Problem requirements
All the entries need to be quoted exactly, apart from the pictures, which you should drop.

The data
[Begin]

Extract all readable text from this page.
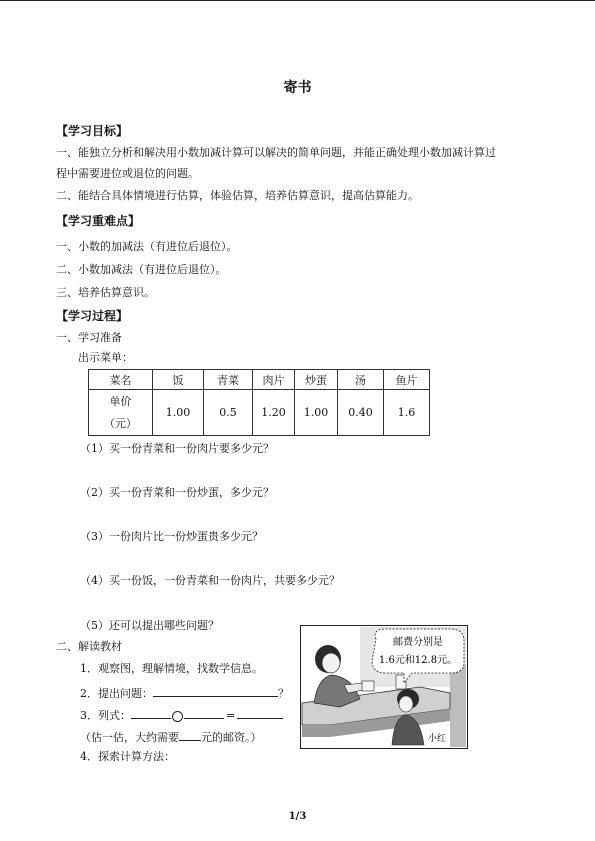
寄书
【学习目标】
一、能独立分析和解决用小数加减计算可以解决的简单问题，并能正确处理小数加减计算过
程中需要进位或退位的问题。
二、能结合具体情境进行估算，体验估算，培养估算意识，提高估算能力。
【学习重难点】
一、小数的加减法（有进位后退位）。
二、小数加减法（有进位后退位）。
三、培养估算意识。
【学习过程】
一、学习准备
出示菜单：
菜名	饭	青菜	肉片	炒蛋	汤	鱼片

单价
（元）	1.00	0.5	1.20	1.00	0.40	1.6
（1）买一份青菜和一份肉片要多少元？
（2）买一份青菜和一份炒蛋，多少元？
（3）一份肉片比一份炒蛋贵多少元？
（4）买一份饭，一份青菜和一份肉片，共要多少元？
（5）还可以提出哪些问题？
二、解读教材
1．观察图，理解情境，找数学信息。
2．提出问题：	？
3．列式：	=
（估一估，大约需要 元的邮资。）
4．探索计算方法：
邮费分别是
1.6元和12.8元。
小红
1/3
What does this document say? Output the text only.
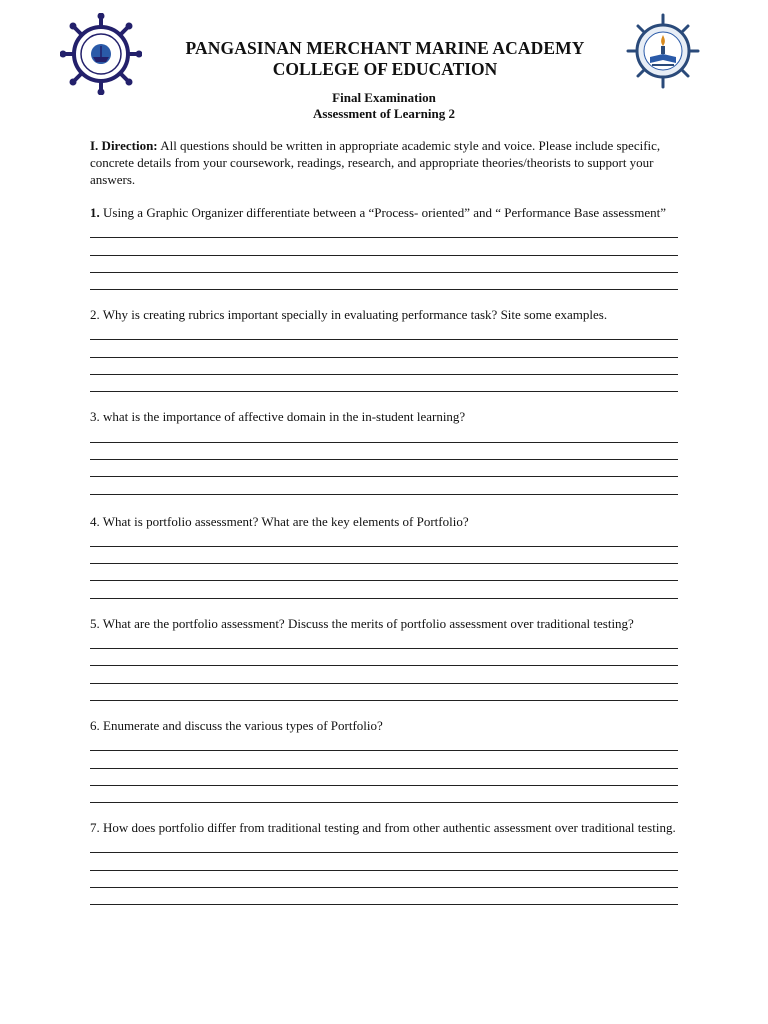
PANGASINAN MERCHANT MARINE ACADEMY
COLLEGE OF EDUCATION
Final Examination
Assessment of Learning 2

I. Direction: All questions should be written in appropriate academic style and voice. Please include specific, concrete details from your coursework, readings, research, and appropriate theories/theorists to support your answers.

1. Using a Graphic Organizer differentiate between a “Process- oriented” and “ Performance Base assessment”

2. Why is creating rubrics important specially in evaluating performance task? Site some examples.

3. what is the importance of affective domain in the in-student learning?

4. What is portfolio assessment? What are the key elements of Portfolio?

5. What are the portfolio assessment? Discuss the merits of portfolio assessment over traditional testing?

6. Enumerate and discuss the various types of Portfolio?

7. How does portfolio differ from traditional testing and from other authentic assessment over traditional testing.
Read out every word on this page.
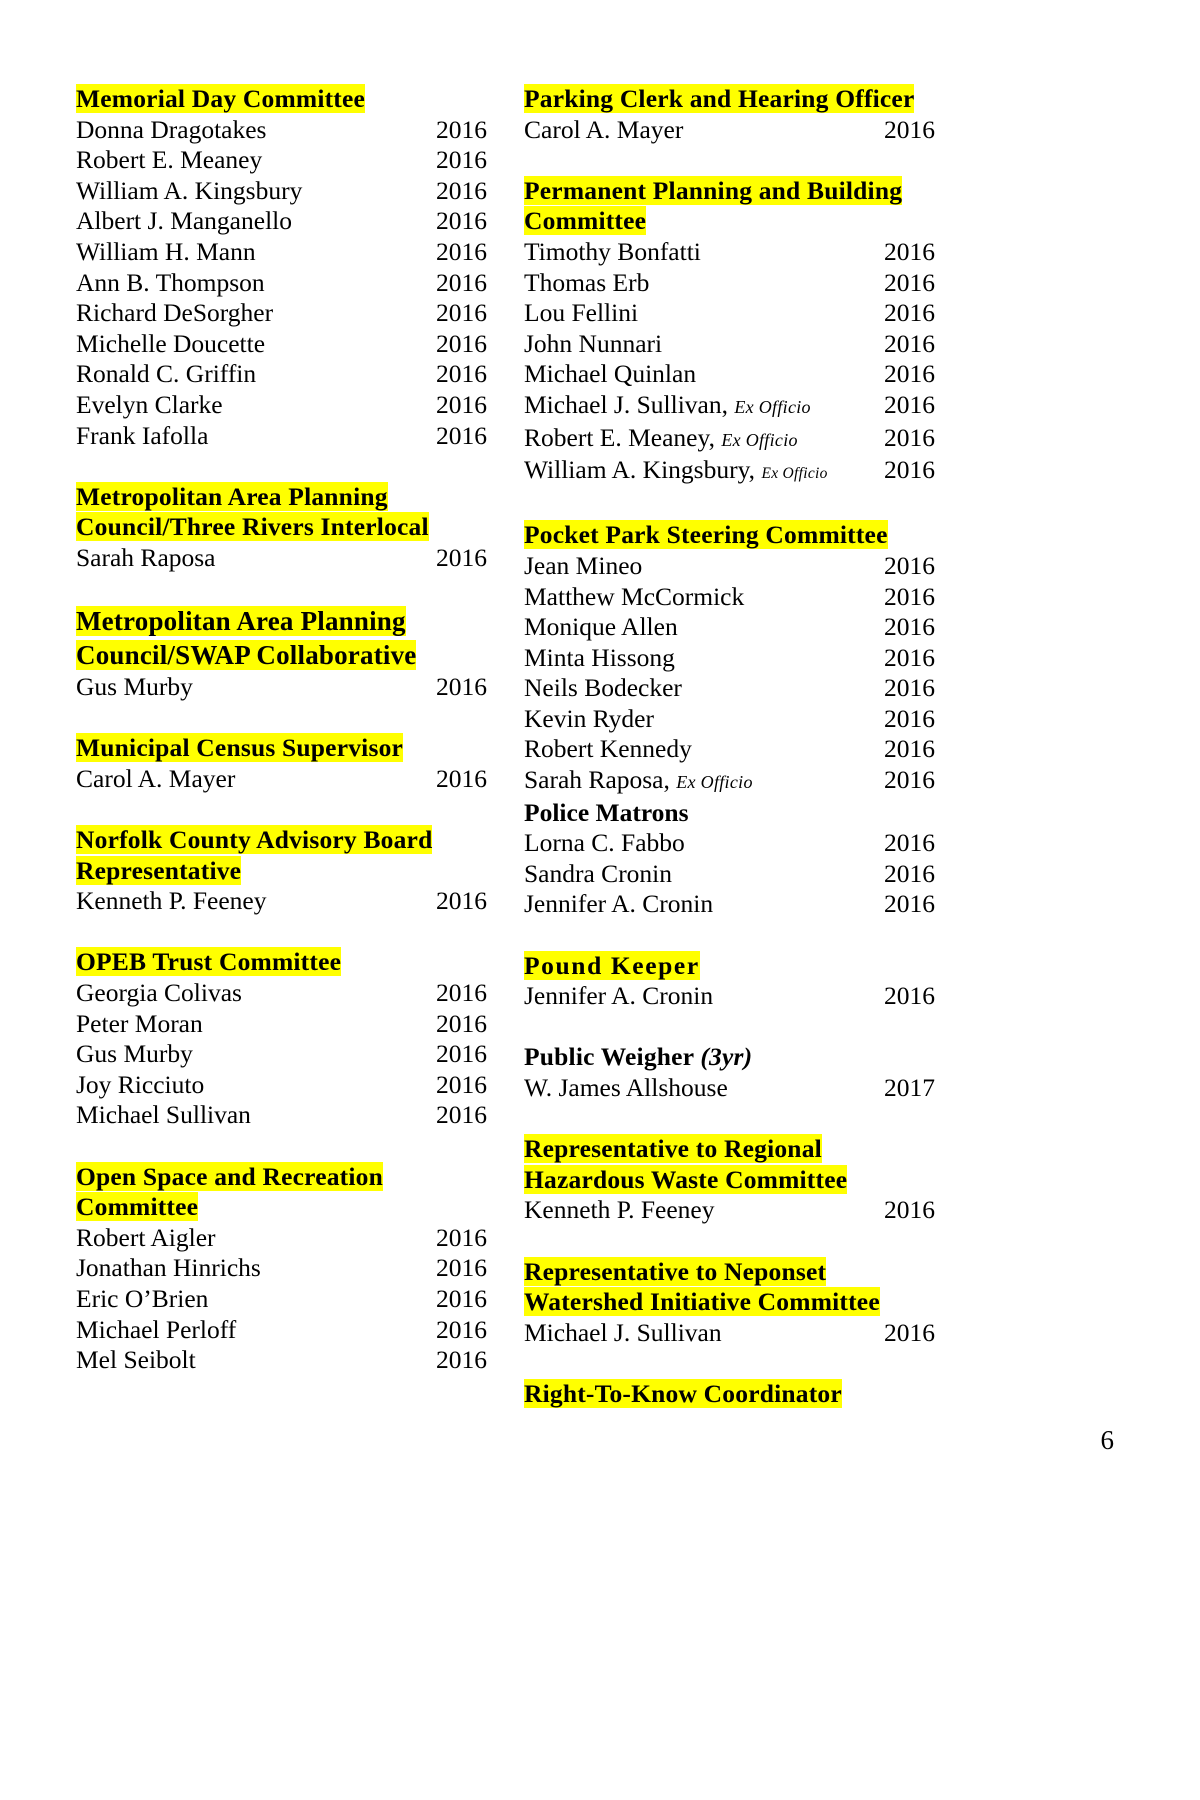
Memorial Day Committee
Donna Dragotakes	2016
Robert E. Meaney	2016
William A. Kingsbury	2016
Albert J. Manganello	2016
William H. Mann	2016
Ann B. Thompson	2016
Richard DeSorgher	2016
Michelle Doucette	2016
Ronald C. Griffin	2016
Evelyn Clarke	2016
Frank Iafolla	2016
Metropolitan Area Planning
Council/Three Rivers Interlocal
Sarah Raposa	2016
Metropolitan Area Planning
Council/SWAP Collaborative
Gus Murby	2016
Municipal Census Supervisor
Carol A. Mayer	2016
Norfolk County Advisory Board
Representative
Kenneth P. Feeney	2016
OPEB Trust Committee
Georgia Colivas	2016
Peter Moran	2016
Gus Murby	2016
Joy Ricciuto	2016
Michael Sullivan	2016
Open Space and Recreation
Committee
Robert Aigler	2016
Jonathan Hinrichs	2016
Eric O’Brien	2016
Michael Perloff	2016
Mel Seibolt	2016
Parking Clerk and Hearing Officer
Carol A. Mayer	2016
Permanent Planning and Building
Committee
Timothy Bonfatti	2016
Thomas Erb	2016
Lou Fellini	2016
John Nunnari	2016
Michael Quinlan	2016
Michael J. Sullivan, Ex Officio	2016
Robert E. Meaney, Ex Officio	2016
William A. Kingsbury, Ex Officio	2016
Pocket Park Steering Committee
Jean Mineo	2016
Matthew McCormick	2016
Monique Allen	2016
Minta Hissong	2016
Neils Bodecker	2016
Kevin Ryder	2016
Robert Kennedy	2016
Sarah Raposa, Ex Officio	2016
Police Matrons
Lorna C. Fabbo	2016
Sandra Cronin	2016
Jennifer A. Cronin	2016
Pound Keeper
Jennifer A. Cronin	2016
Public Weigher (3yr)
W. James Allshouse	2017
Representative to Regional
Hazardous Waste Committee
Kenneth P. Feeney	2016
Representative to Neponset
Watershed Initiative Committee
Michael J. Sullivan	2016
Right-To-Know Coordinator
6
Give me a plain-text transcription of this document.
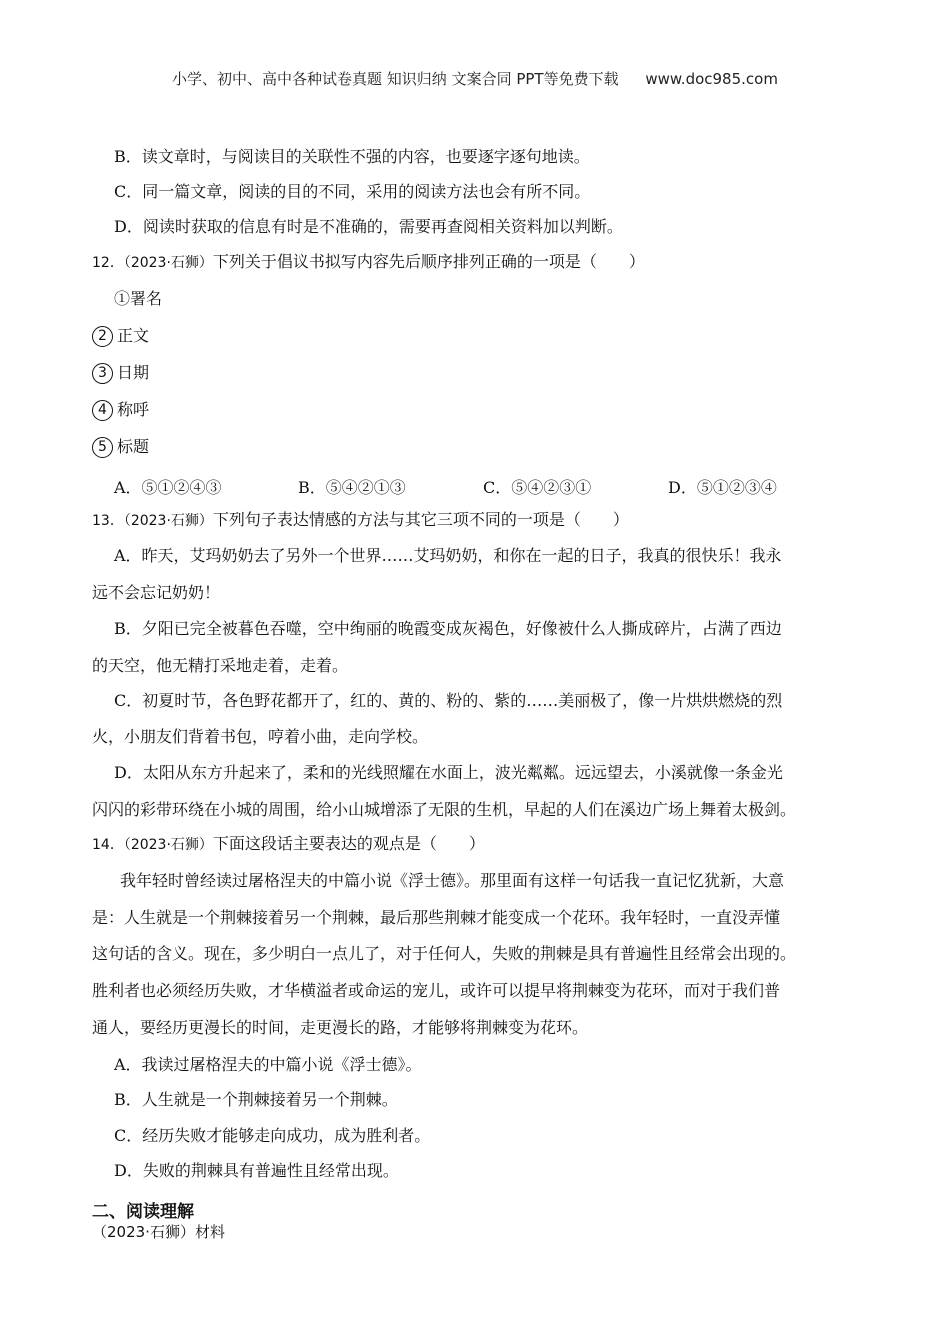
小学、初中、高中各种试卷真题 知识归纳 文案合同 PPT等免费下载 www.doc985.com
B．读文章时，与阅读目的关联性不强的内容，也要逐字逐句地读。
C．同一篇文章，阅读的目的不同，采用的阅读方法也会有所不同。
D．阅读时获取的信息有时是不准确的，需要再查阅相关资料加以判断。
12．（2023·石狮）下列关于倡议书拟写内容先后顺序排列正确的一项是（　　）
①署名
2 正文
3 日期
4 称呼
5 标题
A．⑤①②④③	B．⑤④②①③	C．⑤④②③①	D．⑤①②③④
13．（2023·石狮）下列句子表达情感的方法与其它三项不同的一项是（　　）
A．昨天，艾玛奶奶去了另外一个世界……艾玛奶奶，和你在一起的日子，我真的很快乐！我永
远不会忘记奶奶！
B．夕阳已完全被暮色吞噬，空中绚丽的晚霞变成灰褐色，好像被什么人撕成碎片，占满了西边
的天空，他无精打采地走着，走着。
C．初夏时节，各色野花都开了，红的、黄的、粉的、紫的……美丽极了，像一片烘烘燃烧的烈
火，小朋友们背着书包，哼着小曲，走向学校。
D．太阳从东方升起来了，柔和的光线照耀在水面上，波光粼粼。远远望去，小溪就像一条金光
闪闪的彩带环绕在小城的周围，给小山城增添了无限的生机，早起的人们在溪边广场上舞着太极剑。
14．（2023·石狮）下面这段话主要表达的观点是（　　）
我年轻时曾经读过屠格涅夫的中篇小说《浮士德》。那里面有这样一句话我一直记忆犹新，大意
是：人生就是一个荆棘接着另一个荆棘，最后那些荆棘才能变成一个花环。我年轻时，一直没弄懂
这句话的含义。现在，多少明白一点儿了，对于任何人，失败的荆棘是具有普遍性且经常会出现的。
胜利者也必须经历失败，才华横溢者或命运的宠儿，或许可以提早将荆棘变为花环，而对于我们普
通人，要经历更漫长的时间，走更漫长的路，才能够将荆棘变为花环。
A．我读过屠格涅夫的中篇小说《浮士德》。
B．人生就是一个荆棘接着另一个荆棘。
C．经历失败才能够走向成功，成为胜利者。
D．失败的荆棘具有普遍性且经常出现。
二、阅读理解
（2023·石狮）材料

[End]

Problem solution
Extract all readable text from this page.
寄书
【学习目标】
一、能独立分析和解决用小数加减计算可以解决的简单问题，并能正确处理小数加减计算过
程中需要进位或退位的问题。
二、能结合具体情境进行估算，体验估算，培养估算意识，提高估算能力。
【学习重难点】
一、小数的加减法（有进位后退位）。
二、小数加减法（有进位后退位）。
三、培养估算意识。
【学习过程】
一、学习准备
出示菜单：
菜名	饭	青菜	肉片	炒蛋	汤	鱼片

单价
（元）	1.00	0.5	1.20	1.00	0.40	1.6
（1）买一份青菜和一份肉片要多少元？
（2）买一份青菜和一份炒蛋，多少元？
（3）一份肉片比一份炒蛋贵多少元？
（4）买一份饭，一份青菜和一份肉片，共要多少元？
（5）还可以提出哪些问题？
二、解读教材
1．观察图，理解情境，找数学信息。
2．提出问题：	？
3．列式：	=
（估一估，大约需要 元的邮资。）
4．探索计算方法：
邮费分别是
1.6元和12.8元。
小红
1/3
What does this document say? Output the text only.
PANGASINAN MERCHANT MARINE ACADEMY
COLLEGE OF EDUCATION
Final Examination
Assessment of Learning 2

I. Direction: All questions should be written in appropriate academic style and voice. Please include specific, concrete details from your coursework, readings, research, and appropriate theories/theorists to support your answers.

1. Using a Graphic Organizer differentiate between a “Process- oriented” and “ Performance Base assessment”

2. Why is creating rubrics important specially in evaluating performance task? Site some examples.

3. what is the importance of affective domain in the in-student learning?

4. What is portfolio assessment? What are the key elements of Portfolio?

5. What are the portfolio assessment? Discuss the merits of portfolio assessment over traditional testing?

6. Enumerate and discuss the various types of Portfolio?

7. How does portfolio differ from traditional testing and from other authentic assessment over traditional testing.
Read out every word on this page.
Memorial Day Committee
Donna Dragotakes	2016
Robert E. Meaney	2016
William A. Kingsbury	2016
Albert J. Manganello	2016
William H. Mann	2016
Ann B. Thompson	2016
Richard DeSorgher	2016
Michelle Doucette	2016
Ronald C. Griffin	2016
Evelyn Clarke	2016
Frank Iafolla	2016
Metropolitan Area Planning
Council/Three Rivers Interlocal
Sarah Raposa	2016
Metropolitan Area Planning
Council/SWAP Collaborative
Gus Murby	2016
Municipal Census Supervisor
Carol A. Mayer	2016
Norfolk County Advisory Board
Representative
Kenneth P. Feeney	2016
OPEB Trust Committee
Georgia Colivas	2016
Peter Moran	2016
Gus Murby	2016
Joy Ricciuto	2016
Michael Sullivan	2016
Open Space and Recreation
Committee
Robert Aigler	2016
Jonathan Hinrichs	2016
Eric O’Brien	2016
Michael Perloff	2016
Mel Seibolt	2016
Parking Clerk and Hearing Officer
Carol A. Mayer	2016
Permanent Planning and Building
Committee
Timothy Bonfatti	2016
Thomas Erb	2016
Lou Fellini	2016
John Nunnari	2016
Michael Quinlan	2016
Michael J. Sullivan, Ex Officio	2016
Robert E. Meaney, Ex Officio	2016
William A. Kingsbury, Ex Officio	2016
Pocket Park Steering Committee
Jean Mineo	2016
Matthew McCormick	2016
Monique Allen	2016
Minta Hissong	2016
Neils Bodecker	2016
Kevin Ryder	2016
Robert Kennedy	2016
Sarah Raposa, Ex Officio	2016
Police Matrons
Lorna C. Fabbo	2016
Sandra Cronin	2016
Jennifer A. Cronin	2016
Pound Keeper
Jennifer A. Cronin	2016
Public Weigher (3yr)
W. James Allshouse	2017
Representative to Regional
Hazardous Waste Committee
Kenneth P. Feeney	2016
Representative to Neponset
Watershed Initiative Committee
Michael J. Sullivan	2016
Right-To-Know Coordinator
6
Give me a plain-text transcription of this document.
小学、初中、高中各种试卷真题 知识归纳 文案合同 PPT等免费下载 www.doc985.com
B．读文章时，与阅读目的关联性不强的内容，也要逐字逐句地读。
C．同一篇文章，阅读的目的不同，采用的阅读方法也会有所不同。
D．阅读时获取的信息有时是不准确的，需要再查阅相关资料加以判断。
12．（2023·石狮）下列关于倡议书拟写内容先后顺序排列正确的一项是（　　）
①署名
2 正文
3 日期
4 称呼
5 标题
A．⑤①②④③	B．⑤④②①③	C．⑤④②③①	D．⑤①②③④
13．（2023·石狮）下列句子表达情感的方法与其它三项不同的一项是（　　）
A．昨天，艾玛奶奶去了另外一个世界……艾玛奶奶，和你在一起的日子，我真的很快乐！我永
远不会忘记奶奶！
B．夕阳已完全被暮色吞噬，空中绚丽的晚霞变成灰褐色，好像被什么人撕成碎片，占满了西边
的天空，他无精打采地走着，走着。
C．初夏时节，各色野花都开了，红的、黄的、粉的、紫的……美丽极了，像一片烘烘燃烧的烈
火，小朋友们背着书包，哼着小曲，走向学校。
D．太阳从东方升起来了，柔和的光线照耀在水面上，波光粼粼。远远望去，小溪就像一条金光
闪闪的彩带环绕在小城的周围，给小山城增添了无限的生机，早起的人们在溪边广场上舞着太极剑。
14．（2023·石狮）下面这段话主要表达的观点是（　　）
我年轻时曾经读过屠格涅夫的中篇小说《浮士德》。那里面有这样一句话我一直记忆犹新，大意
是：人生就是一个荆棘接着另一个荆棘，最后那些荆棘才能变成一个花环。我年轻时，一直没弄懂
这句话的含义。现在，多少明白一点儿了，对于任何人，失败的荆棘是具有普遍性且经常会出现的。
胜利者也必须经历失败，才华横溢者或命运的宠儿，或许可以提早将荆棘变为花环，而对于我们普
通人，要经历更漫长的时间，走更漫长的路，才能够将荆棘变为花环。
A．我读过屠格涅夫的中篇小说《浮士德》。
B．人生就是一个荆棘接着另一个荆棘。
C．经历失败才能够走向成功，成为胜利者。
D．失败的荆棘具有普遍性且经常出现。
二、阅读理解
（2023·石狮）材料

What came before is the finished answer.